Diversa la visuale da cui ci osserva Eugène Atget, forse il solo fotografo parigino testimone degli ultimi fasti della Belle Époque. Inseguiamolo fino al vicolo elegante in cui vive, con la moglie Valentine, in una mansarda di dimensioni microscopiche annidata tra i tetti di rue Campagne-Première. In questa stessa via Arthur Rimbaud trascorrerà più d’una delle sue notti spaventose. Qui Van Gogh possiederà per qualche giorno uno studio minuscolo, inabitabile. E Man Ray e la bella Kiki, la più chiacchierata modella di Montparnasse, consumeranno il loro amore trasgressivo e conflittuale in una casa che ostenta sul suo prospetto terrosi oblò, sormontati da seducenti visi di donna. Se possiamo allungare lo sguardo sulla Parigi fin de siècle, sui suoi origami di foglie morte, sulle sue fangose pozzanghere, sui suoi cirri violacei, sui portoni chiusi di vecchi casamenti in disuso, se la città di un tempo ci risucchia nel vortice affannoso dei suoi spettri irripetibili è soltanto grazie agli scatti fotografici di questo genuino poeta della strada, morto in miseria dopo aver cantato romanticamente la pienezza e lo struggimento di un’era in declino.

Elenchi di elementi e regioni
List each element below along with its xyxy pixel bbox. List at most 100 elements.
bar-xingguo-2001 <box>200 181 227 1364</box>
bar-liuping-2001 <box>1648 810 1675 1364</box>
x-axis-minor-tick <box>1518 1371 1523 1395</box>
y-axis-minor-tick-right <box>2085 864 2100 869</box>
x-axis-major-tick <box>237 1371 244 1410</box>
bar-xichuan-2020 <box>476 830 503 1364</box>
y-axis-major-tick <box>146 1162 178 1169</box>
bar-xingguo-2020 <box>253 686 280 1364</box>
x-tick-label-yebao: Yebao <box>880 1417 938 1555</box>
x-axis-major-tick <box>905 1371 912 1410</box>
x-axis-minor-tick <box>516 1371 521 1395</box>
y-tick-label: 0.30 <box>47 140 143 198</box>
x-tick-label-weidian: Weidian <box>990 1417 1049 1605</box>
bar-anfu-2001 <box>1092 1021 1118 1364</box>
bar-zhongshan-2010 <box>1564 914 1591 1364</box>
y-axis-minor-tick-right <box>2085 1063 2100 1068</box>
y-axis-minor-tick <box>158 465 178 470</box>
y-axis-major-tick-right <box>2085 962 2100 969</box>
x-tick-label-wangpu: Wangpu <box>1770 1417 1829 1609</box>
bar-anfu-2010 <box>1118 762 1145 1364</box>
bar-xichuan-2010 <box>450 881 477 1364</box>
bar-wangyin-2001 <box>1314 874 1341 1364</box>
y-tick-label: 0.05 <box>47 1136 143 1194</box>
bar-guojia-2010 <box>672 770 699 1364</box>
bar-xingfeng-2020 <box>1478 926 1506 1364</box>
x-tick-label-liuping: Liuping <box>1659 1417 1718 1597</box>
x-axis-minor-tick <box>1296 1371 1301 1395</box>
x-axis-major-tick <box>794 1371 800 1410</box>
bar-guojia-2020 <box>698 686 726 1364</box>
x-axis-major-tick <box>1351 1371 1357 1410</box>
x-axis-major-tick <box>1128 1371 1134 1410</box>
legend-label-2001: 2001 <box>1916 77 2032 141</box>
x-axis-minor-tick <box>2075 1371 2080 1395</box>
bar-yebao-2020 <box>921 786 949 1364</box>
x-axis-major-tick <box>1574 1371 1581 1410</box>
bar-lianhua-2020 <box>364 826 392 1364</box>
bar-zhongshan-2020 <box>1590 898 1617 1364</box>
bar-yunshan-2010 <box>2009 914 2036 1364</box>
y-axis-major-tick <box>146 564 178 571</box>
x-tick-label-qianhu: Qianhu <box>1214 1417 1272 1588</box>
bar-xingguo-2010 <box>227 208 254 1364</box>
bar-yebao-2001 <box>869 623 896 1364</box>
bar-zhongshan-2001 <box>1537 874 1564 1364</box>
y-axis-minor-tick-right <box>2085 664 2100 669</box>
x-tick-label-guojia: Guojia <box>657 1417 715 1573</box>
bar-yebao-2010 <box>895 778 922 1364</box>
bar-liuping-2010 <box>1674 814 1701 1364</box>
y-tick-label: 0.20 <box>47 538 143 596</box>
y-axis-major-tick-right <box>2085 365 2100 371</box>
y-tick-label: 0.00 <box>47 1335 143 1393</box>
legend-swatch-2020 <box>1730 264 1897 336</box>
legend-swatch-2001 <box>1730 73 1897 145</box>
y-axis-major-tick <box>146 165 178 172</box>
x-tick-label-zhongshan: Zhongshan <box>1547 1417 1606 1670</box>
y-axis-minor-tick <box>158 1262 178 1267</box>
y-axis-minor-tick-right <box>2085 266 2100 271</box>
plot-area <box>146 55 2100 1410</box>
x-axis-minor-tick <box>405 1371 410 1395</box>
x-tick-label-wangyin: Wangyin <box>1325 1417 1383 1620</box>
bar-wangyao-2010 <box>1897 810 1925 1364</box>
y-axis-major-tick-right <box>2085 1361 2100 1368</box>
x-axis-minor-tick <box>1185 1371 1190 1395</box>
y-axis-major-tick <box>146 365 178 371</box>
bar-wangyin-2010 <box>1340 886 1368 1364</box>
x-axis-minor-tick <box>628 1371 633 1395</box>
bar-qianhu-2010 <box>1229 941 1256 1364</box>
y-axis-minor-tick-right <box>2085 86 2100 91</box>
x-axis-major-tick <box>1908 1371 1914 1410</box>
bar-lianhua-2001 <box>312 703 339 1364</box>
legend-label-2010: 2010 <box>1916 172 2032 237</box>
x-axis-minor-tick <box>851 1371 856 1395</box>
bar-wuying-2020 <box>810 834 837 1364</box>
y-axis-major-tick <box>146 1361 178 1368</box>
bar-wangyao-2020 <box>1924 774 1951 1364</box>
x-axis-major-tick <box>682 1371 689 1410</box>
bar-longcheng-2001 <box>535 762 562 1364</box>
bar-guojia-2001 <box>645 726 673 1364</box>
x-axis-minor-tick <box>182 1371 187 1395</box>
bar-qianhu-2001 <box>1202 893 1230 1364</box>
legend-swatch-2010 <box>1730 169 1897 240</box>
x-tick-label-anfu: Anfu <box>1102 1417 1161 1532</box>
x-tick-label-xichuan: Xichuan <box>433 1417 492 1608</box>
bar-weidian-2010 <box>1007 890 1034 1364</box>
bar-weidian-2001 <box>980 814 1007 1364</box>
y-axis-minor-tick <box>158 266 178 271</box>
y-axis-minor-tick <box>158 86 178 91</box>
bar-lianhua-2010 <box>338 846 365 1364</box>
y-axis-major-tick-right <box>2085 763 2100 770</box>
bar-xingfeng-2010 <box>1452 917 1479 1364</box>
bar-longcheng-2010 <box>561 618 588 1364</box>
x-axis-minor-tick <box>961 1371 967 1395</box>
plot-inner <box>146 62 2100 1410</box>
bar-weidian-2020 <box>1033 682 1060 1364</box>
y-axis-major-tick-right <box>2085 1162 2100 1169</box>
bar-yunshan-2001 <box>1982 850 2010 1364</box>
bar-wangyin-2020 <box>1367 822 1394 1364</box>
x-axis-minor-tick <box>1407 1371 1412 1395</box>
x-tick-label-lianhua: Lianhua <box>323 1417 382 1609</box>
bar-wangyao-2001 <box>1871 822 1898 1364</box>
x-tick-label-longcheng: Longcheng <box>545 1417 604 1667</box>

**Serie di esercizi:**
**A)** Elenca tutte le persone nominate nel brano su Eugène Atget.
**B)** Riassumi in forma più breve il paragrafo del brano su Atget che inizia con "Diversa la visuale", mantenendone i fatti principali.
**C)** Prosegui il brano su Eugène Atget a partire dalla sua ultima frase.

**Elenco risposte:**
**A)** Eugène Atget, Valentine, Arthur Rimbaud, Van Gogh, Man Ray, Kiki

**B)** Eugène Atget, forse l'unico fotografo parigino testimone degli ultimi fasti della Belle Époque, vive con la moglie Valentine in una minuscola mansarda in rue Campagne-Première. Nella stessa via Arthur Rimbaud passerà notti spaventose e Van Gogh avrà per pochi giorni uno studio inabitabile. Sempre lì Man Ray e Kiki vivranno il loro amore conflittuale in una casa con oblò sormontati da visi di donna. Solo grazie alle fotografie di Atget possiamo rivedere la Parigi fin de siècle. Atget morì in miseria dopo aver celebrato un'epoca in declino.

**C)**
 

 

Quello che Atget ci racconta è un mondo vibrante, sul limitare della crisi: per questo quel che manca lo immaginiamo, laddove intuiamo un vuoto non manchiamo di colmarlo, e la vita che questo abile artigiano del reale non è riuscito a fissare all’interno dell’obiettivo sembra risplendere di un’intensità ancora maggiore, ancora fresca, come l’impronta che lasciano le ombre quando si abbassano, o le delicate fragranze del vento, le imprendibili movenze delle stagioni, gli inganni di cui è intessuta l’algebra del vivere e del morire. Ultimo e a noi più vicino interprete della sensibilità novecentesca l’acclamato Robert Doisneau, corrispondente di guerra, umanista, testimone dello spirito intraducibile della banlieue parisienne, ma soprattutto evocatore della tenerezza, della pietà, del sentimento, della semplice, elementare, irraccontabile epica del quotidiano.

 

Potrei chiedervi di seguirmi fino all’Hôtel de Ville, davanti al quale due amanti giovani, ardenti, divenuti immortali nell’attimo in cui le loro labbra si sfiorano a sancire un addio si baciano nel brano fotografico più celebre di tutti i tempi. Ma non è questa la vicenda che stiamo inseguendo, né il luogo nel quale vorrei condurvi, invitandovi a raggiungermi nell’affollata rue Mouffetard che Doisneau ci restituisce in una delle sue foto più intense.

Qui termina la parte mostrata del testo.